[Boxed element entries]
_____
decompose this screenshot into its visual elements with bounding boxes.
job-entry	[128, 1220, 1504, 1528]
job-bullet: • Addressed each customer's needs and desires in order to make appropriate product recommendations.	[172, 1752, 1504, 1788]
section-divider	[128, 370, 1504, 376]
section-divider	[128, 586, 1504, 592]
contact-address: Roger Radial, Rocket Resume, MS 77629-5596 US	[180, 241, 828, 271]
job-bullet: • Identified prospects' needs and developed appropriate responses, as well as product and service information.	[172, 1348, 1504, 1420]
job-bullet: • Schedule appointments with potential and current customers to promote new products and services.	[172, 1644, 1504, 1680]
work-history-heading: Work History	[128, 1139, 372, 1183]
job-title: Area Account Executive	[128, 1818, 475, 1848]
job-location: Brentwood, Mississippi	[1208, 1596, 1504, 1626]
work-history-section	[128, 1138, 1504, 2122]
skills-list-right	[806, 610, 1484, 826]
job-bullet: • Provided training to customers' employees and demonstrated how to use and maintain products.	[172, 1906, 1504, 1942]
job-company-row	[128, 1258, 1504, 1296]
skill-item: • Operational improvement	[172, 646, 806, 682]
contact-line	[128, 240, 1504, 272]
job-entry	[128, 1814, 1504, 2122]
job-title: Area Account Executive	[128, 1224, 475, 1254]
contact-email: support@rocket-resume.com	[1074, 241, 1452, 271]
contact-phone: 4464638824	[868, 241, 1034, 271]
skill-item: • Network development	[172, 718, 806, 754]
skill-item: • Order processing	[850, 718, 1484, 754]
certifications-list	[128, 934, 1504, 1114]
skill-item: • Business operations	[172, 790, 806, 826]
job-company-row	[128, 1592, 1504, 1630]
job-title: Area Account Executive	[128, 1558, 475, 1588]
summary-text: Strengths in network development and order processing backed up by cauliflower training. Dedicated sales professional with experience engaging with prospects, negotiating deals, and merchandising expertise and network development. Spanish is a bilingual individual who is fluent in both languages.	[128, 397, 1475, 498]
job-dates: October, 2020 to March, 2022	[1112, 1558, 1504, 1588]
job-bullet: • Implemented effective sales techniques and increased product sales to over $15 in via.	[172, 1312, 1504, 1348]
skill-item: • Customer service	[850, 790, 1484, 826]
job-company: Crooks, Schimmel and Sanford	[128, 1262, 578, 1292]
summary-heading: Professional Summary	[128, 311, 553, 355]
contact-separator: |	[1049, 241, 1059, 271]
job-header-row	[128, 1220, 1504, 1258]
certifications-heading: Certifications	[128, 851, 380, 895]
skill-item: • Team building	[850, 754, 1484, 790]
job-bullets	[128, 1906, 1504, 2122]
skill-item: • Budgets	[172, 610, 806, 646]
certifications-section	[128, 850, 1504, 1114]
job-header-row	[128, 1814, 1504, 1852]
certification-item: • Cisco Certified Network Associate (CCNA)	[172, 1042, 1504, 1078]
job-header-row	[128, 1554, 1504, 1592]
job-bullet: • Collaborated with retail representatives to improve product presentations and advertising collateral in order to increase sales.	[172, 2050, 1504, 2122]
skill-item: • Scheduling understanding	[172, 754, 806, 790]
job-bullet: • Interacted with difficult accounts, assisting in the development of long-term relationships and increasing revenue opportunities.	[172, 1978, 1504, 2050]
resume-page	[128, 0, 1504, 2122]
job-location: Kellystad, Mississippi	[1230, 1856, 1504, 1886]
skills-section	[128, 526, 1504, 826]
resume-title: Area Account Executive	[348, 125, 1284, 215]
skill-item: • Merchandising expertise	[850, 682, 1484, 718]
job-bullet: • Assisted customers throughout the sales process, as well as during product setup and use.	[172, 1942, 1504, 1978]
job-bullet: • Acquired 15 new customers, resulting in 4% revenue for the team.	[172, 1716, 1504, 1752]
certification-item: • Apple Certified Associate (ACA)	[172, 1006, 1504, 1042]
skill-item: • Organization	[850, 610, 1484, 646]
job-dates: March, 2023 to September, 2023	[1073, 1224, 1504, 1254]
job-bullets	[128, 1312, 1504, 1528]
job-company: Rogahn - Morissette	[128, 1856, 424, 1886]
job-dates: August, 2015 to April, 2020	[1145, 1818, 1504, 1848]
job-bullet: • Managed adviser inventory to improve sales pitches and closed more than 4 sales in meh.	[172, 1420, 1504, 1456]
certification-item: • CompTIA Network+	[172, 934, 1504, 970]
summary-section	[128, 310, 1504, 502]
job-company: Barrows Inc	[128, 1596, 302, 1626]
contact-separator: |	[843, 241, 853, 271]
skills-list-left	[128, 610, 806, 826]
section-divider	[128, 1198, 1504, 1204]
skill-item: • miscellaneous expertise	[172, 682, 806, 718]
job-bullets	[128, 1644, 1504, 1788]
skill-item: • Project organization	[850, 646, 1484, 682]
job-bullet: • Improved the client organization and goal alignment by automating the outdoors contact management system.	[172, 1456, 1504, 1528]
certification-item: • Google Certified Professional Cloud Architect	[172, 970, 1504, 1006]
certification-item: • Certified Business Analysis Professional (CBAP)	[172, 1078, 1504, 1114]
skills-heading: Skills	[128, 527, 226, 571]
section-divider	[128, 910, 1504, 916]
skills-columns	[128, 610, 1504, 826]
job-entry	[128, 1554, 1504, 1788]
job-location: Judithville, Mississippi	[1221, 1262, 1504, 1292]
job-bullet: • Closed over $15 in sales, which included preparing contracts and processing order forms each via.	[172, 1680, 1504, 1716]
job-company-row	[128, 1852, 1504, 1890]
_____
*Problem to solve*.
Return every row that contains the word "needs", and treat uppercase and lowercase as different.

*Response*.
job-bullet: • Addressed each customer's needs and desires in order to make appropriate product recommendations.	[172, 1752, 1504, 1788]
job-bullet: • Identified prospects' needs and developed appropriate responses, as well as product and service information.	[172, 1348, 1504, 1420]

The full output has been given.